Wien. Bis 2015 fehlen in der EU 900.000 IT-Fachkräfte. Mit dieser Zahl wirbt die EU-Kommission für mehr Engagement bei Aus- und Weiterbildung in den Mitgliedstaaten. Die Angst: Europa könnte in der digitalen Wertschöpfung komplett ins Hintertreffen geraten und stärker in die Abhängigkeit ausländischer, vornehmlich amerikanischer, Konzerne geraten. IT-Fachkräfte werden nicht nur in der klassischen IT-Branche gesucht. In fast allen Unternehmen sind in den kommenden Jahren Mitarbeiter mit solider Digitalkompetenz gefragt. In der Ausbildung kann man nicht früh genug diese Kompetenz vermitteln. „Möglichst schon im Kindergarten“, meint die Wiener Gemeinderätin Barbara Novak im Vorfeld der „Codeweek“, einer EU-Initiative, die diese Woche auch in Österreich startet.

Quelldaten
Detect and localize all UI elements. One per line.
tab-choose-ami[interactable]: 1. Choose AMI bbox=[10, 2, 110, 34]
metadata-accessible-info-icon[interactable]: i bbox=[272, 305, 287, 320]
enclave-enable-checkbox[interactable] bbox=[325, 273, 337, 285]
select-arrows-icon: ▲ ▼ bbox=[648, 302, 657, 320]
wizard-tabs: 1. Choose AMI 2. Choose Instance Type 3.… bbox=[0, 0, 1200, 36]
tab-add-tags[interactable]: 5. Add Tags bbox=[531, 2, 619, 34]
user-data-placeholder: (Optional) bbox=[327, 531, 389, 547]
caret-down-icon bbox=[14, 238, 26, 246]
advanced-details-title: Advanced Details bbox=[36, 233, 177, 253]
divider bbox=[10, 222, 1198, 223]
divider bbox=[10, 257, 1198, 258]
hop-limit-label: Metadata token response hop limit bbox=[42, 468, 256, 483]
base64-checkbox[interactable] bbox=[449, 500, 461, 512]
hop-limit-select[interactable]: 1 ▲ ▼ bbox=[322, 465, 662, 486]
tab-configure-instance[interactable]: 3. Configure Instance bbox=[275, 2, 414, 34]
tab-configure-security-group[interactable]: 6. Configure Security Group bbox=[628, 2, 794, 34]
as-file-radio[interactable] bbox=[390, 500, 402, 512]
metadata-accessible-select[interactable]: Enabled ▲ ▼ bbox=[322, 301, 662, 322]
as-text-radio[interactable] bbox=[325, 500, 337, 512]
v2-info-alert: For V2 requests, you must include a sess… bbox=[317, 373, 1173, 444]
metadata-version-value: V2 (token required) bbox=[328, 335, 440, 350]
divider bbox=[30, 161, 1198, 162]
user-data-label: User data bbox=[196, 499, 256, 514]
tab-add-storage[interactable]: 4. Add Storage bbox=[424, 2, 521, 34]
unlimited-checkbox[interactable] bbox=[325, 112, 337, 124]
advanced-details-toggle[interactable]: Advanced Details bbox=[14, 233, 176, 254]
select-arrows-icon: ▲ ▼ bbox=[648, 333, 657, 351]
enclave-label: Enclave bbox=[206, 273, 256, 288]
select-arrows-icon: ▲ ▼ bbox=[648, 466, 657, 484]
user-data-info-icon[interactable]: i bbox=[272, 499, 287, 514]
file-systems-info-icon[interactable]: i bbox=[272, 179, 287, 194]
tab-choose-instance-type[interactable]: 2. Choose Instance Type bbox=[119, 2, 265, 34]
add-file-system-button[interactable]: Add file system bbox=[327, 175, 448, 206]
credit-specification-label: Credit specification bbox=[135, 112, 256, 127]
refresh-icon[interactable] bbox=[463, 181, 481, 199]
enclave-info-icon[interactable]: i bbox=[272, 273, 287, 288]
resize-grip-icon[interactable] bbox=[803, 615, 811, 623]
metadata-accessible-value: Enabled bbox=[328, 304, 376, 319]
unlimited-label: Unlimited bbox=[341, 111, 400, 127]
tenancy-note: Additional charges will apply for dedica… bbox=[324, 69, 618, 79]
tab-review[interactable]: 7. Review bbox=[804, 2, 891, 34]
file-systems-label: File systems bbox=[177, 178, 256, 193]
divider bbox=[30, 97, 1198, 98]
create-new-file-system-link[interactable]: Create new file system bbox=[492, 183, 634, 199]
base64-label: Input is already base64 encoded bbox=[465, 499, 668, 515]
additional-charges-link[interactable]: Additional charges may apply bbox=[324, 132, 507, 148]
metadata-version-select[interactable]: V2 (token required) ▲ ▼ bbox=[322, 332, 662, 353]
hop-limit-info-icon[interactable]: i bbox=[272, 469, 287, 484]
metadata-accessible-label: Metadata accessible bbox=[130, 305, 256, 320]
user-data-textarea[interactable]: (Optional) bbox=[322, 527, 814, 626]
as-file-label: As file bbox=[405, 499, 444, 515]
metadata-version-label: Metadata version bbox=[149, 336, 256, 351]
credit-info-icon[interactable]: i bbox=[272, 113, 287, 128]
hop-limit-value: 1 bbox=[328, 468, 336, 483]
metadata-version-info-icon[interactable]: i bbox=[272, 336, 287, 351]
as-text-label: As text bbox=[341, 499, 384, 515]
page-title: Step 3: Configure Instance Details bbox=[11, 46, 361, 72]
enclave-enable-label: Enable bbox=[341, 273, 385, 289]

▶ Aufgabe 1:
Wie viele IT-Fachkräfte fehlen laut dem Textauszug bis 2015 in der EU?
▶ Aufgabe 2:
Gib den Abschnitt des Textauszugs zwischen „Wien. Bis 2015“ und „in Österreich startet.“ einschließlich wieder und benenne dabei „EU-Kommission“ in „Europäische Kommission“ um.
▶ Aufgabe 3:
Welche verschiedenen Wörter im Textauszug beginnen mit „EU-“ oder „IT-“? Nenne jedes nur einmal.
Die Datensätze werden hier nicht gebraucht.

▶ Vollständige Antwort 1:
900.000

▶ Vollständige Antwort 2:
Wien. Bis 2015 fehlen in der EU 900.000 IT-Fachkräfte. Mit dieser Zahl wirbt die Europäische Kommission für mehr Engagement bei Aus- und Weiterbildung in den Mitgliedstaaten. Die Angst: Europa könnte in der digitalen Wertschöpfung komplett ins Hintertreffen geraten und stärker in die Abhängigkeit ausländischer, vornehmlich amerikanischer, Konzerne geraten. IT-Fachkräfte werden nicht nur in der klassischen IT-Branche gesucht. In fast allen Unternehmen sind in den kommenden Jahren Mitarbeiter mit solider Digitalkompetenz gefragt. In der Ausbildung kann man nicht früh genug diese Kompetenz vermitteln. „Möglichst schon im Kindergarten“, meint die Wiener Gemeinderätin Barbara Novak im Vorfeld der „Codeweek“, einer EU-Initiative, die diese Woche auch in Österreich startet.

▶ Vollständige Antwort 3:
IT-Fachkräfte, EU-Kommission, IT-Branche, EU-Initiative